PROVIDED ENTRIES |
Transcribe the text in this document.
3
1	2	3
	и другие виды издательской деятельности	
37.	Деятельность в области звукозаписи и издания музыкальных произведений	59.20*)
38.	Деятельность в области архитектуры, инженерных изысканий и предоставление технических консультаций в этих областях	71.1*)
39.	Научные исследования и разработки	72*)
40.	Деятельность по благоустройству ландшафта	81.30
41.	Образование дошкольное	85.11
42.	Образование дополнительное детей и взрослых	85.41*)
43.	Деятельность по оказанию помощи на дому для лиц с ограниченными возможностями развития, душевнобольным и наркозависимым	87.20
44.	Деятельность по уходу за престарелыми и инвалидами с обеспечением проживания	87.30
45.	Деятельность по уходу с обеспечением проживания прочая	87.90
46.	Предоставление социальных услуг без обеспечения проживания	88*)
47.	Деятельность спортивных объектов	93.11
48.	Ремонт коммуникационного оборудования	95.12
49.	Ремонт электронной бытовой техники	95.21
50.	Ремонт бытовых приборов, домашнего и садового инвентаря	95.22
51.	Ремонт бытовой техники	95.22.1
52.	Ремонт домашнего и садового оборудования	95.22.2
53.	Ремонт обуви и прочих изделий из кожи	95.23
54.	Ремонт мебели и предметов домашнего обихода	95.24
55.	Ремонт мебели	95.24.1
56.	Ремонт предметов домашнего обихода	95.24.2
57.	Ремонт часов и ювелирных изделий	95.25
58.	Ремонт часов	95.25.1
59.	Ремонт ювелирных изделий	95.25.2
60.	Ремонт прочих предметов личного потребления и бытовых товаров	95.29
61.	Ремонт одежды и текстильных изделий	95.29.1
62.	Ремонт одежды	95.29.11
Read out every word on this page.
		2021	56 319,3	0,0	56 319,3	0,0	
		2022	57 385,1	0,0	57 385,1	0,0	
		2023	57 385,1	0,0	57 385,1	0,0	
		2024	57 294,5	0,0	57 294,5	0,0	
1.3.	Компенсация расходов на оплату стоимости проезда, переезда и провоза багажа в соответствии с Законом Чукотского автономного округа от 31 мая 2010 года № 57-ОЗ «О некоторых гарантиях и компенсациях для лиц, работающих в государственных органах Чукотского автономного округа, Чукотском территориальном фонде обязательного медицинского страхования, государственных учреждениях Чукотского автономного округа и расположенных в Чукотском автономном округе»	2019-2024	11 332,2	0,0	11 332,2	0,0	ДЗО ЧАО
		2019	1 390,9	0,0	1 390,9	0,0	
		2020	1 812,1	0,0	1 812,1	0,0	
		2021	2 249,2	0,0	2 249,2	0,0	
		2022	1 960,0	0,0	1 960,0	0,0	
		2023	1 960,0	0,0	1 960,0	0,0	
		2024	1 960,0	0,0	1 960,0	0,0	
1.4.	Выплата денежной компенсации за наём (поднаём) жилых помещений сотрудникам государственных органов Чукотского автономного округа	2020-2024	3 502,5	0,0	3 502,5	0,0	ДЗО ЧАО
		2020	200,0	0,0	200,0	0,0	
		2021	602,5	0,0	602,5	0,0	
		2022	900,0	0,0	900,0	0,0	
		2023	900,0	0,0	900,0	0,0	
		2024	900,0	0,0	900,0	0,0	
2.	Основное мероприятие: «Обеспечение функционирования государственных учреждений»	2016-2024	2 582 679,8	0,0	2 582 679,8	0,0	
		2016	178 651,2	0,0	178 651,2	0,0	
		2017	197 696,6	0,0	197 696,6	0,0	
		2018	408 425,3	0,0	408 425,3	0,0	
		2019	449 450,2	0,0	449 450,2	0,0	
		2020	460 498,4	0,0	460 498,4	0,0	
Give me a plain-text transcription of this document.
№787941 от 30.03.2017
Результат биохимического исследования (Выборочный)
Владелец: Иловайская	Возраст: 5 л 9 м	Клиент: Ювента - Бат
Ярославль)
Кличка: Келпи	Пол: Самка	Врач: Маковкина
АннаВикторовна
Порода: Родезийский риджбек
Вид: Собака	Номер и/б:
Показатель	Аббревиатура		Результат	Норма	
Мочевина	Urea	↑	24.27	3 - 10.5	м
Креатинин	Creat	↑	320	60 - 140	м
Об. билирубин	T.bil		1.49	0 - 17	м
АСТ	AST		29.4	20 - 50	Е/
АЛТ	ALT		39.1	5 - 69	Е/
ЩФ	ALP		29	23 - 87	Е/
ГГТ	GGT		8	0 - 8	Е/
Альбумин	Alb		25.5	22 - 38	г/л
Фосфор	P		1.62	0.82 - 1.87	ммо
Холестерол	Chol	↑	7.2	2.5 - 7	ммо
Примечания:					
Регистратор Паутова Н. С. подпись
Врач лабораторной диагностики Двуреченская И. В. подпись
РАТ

REQUIREMENTS | Write out every line of the records exactly.

RESPONSE |
Transcribe the text in this document.
3
1	2	3
	и другие виды издательской деятельности	
37.	Деятельность в области звукозаписи и издания музыкальных произведений	59.20*)
38.	Деятельность в области архитектуры, инженерных изысканий и предоставление технических консультаций в этих областях	71.1*)
39.	Научные исследования и разработки	72*)
40.	Деятельность по благоустройству ландшафта	81.30
41.	Образование дошкольное	85.11
42.	Образование дополнительное детей и взрослых	85.41*)
43.	Деятельность по оказанию помощи на дому для лиц с ограниченными возможностями развития, душевнобольным и наркозависимым	87.20
44.	Деятельность по уходу за престарелыми и инвалидами с обеспечением проживания	87.30
45.	Деятельность по уходу с обеспечением проживания прочая	87.90
46.	Предоставление социальных услуг без обеспечения проживания	88*)
47.	Деятельность спортивных объектов	93.11
48.	Ремонт коммуникационного оборудования	95.12
49.	Ремонт электронной бытовой техники	95.21
50.	Ремонт бытовых приборов, домашнего и садового инвентаря	95.22
51.	Ремонт бытовой техники	95.22.1
52.	Ремонт домашнего и садового оборудования	95.22.2
53.	Ремонт обуви и прочих изделий из кожи	95.23
54.	Ремонт мебели и предметов домашнего обихода	95.24
55.	Ремонт мебели	95.24.1
56.	Ремонт предметов домашнего обихода	95.24.2
57.	Ремонт часов и ювелирных изделий	95.25
58.	Ремонт часов	95.25.1
59.	Ремонт ювелирных изделий	95.25.2
60.	Ремонт прочих предметов личного потребления и бытовых товаров	95.29
61.	Ремонт одежды и текстильных изделий	95.29.1
62.	Ремонт одежды	95.29.11
Read out every word on this page.
		2021	56 319,3	0,0	56 319,3	0,0	
		2022	57 385,1	0,0	57 385,1	0,0	
		2023	57 385,1	0,0	57 385,1	0,0	
		2024	57 294,5	0,0	57 294,5	0,0	
1.3.	Компенсация расходов на оплату стоимости проезда, переезда и провоза багажа в соответствии с Законом Чукотского автономного округа от 31 мая 2010 года № 57-ОЗ «О некоторых гарантиях и компенсациях для лиц, работающих в государственных органах Чукотского автономного округа, Чукотском территориальном фонде обязательного медицинского страхования, государственных учреждениях Чукотского автономного округа и расположенных в Чукотском автономном округе»	2019-2024	11 332,2	0,0	11 332,2	0,0	ДЗО ЧАО
		2019	1 390,9	0,0	1 390,9	0,0	
		2020	1 812,1	0,0	1 812,1	0,0	
		2021	2 249,2	0,0	2 249,2	0,0	
		2022	1 960,0	0,0	1 960,0	0,0	
		2023	1 960,0	0,0	1 960,0	0,0	
		2024	1 960,0	0,0	1 960,0	0,0	
1.4.	Выплата денежной компенсации за наём (поднаём) жилых помещений сотрудникам государственных органов Чукотского автономного округа	2020-2024	3 502,5	0,0	3 502,5	0,0	ДЗО ЧАО
		2020	200,0	0,0	200,0	0,0	
		2021	602,5	0,0	602,5	0,0	
		2022	900,0	0,0	900,0	0,0	
		2023	900,0	0,0	900,0	0,0	
		2024	900,0	0,0	900,0	0,0	
2.	Основное мероприятие: «Обеспечение функционирования государственных учреждений»	2016-2024	2 582 679,8	0,0	2 582 679,8	0,0	
		2016	178 651,2	0,0	178 651,2	0,0	
		2017	197 696,6	0,0	197 696,6	0,0	
		2018	408 425,3	0,0	408 425,3	0,0	
		2019	449 450,2	0,0	449 450,2	0,0	
		2020	460 498,4	0,0	460 498,4	0,0	
Give me a plain-text transcription of this document.
№787941 от 30.03.2017
Результат биохимического исследования (Выборочный)
Владелец: Иловайская	Возраст: 5 л 9 м	Клиент: Ювента - Бат
Ярославль)
Кличка: Келпи	Пол: Самка	Врач: Маковкина
АннаВикторовна
Порода: Родезийский риджбек
Вид: Собака	Номер и/б:
Показатель	Аббревиатура		Результат	Норма	
Мочевина	Urea	↑	24.27	3 - 10.5	м
Креатинин	Creat	↑	320	60 - 140	м
Об. билирубин	T.bil		1.49	0 - 17	м
АСТ	AST		29.4	20 - 50	Е/
АЛТ	ALT		39.1	5 - 69	Е/
ЩФ	ALP		29	23 - 87	Е/
ГГТ	GGT		8	0 - 8	Е/
Альбумин	Alb		25.5	22 - 38	г/л
Фосфор	P		1.62	0.82 - 1.87	ммо
Холестерол	Chol	↑	7.2	2.5 - 7	ммо
Примечания:					
Регистратор Паутова Н. С. подпись
Врач лабораторной диагностики Двуреченская И. В. подпись
РАТ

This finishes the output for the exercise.